▶ [What the task asks]: Sift the listing for lines that hold the string "value" and pull them out.

▶ [Stored items from a collection]:
— Start —
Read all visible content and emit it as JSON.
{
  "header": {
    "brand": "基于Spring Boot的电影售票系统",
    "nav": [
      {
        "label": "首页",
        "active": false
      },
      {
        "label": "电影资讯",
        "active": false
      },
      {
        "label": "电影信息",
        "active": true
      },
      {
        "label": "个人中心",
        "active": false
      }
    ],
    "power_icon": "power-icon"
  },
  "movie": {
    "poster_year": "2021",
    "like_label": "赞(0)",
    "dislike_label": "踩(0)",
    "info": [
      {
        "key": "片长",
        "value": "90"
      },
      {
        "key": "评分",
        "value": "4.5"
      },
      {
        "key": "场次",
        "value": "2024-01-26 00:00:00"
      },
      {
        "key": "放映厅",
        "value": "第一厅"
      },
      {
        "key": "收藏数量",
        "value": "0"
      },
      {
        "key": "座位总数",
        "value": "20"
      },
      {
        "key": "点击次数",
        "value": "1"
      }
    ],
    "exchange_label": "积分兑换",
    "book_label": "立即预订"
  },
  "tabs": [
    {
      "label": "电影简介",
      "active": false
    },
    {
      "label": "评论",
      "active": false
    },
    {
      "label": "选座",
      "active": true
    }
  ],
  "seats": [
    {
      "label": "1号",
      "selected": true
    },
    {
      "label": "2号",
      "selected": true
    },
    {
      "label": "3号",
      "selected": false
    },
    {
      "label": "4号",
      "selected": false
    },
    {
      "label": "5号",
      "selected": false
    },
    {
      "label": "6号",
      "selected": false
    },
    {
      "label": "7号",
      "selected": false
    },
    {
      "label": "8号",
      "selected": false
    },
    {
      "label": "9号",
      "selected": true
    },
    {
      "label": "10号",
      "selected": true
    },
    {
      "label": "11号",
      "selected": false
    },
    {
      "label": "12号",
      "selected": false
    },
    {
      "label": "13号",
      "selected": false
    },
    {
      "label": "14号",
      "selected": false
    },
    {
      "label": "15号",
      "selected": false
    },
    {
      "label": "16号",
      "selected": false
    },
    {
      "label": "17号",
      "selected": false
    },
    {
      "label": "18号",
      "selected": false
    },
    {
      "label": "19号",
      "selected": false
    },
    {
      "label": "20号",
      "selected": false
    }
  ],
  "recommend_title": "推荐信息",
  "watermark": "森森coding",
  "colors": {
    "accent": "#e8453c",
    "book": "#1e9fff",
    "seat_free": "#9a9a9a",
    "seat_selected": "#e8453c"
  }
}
— End —
▶ [Answer]:
        "value": "90"
        "value": "4.5"
        "value": "2024-01-26 00:00:00"
        "value": "第一厅"
        "value": "0"
        "value": "20"
        "value": "1"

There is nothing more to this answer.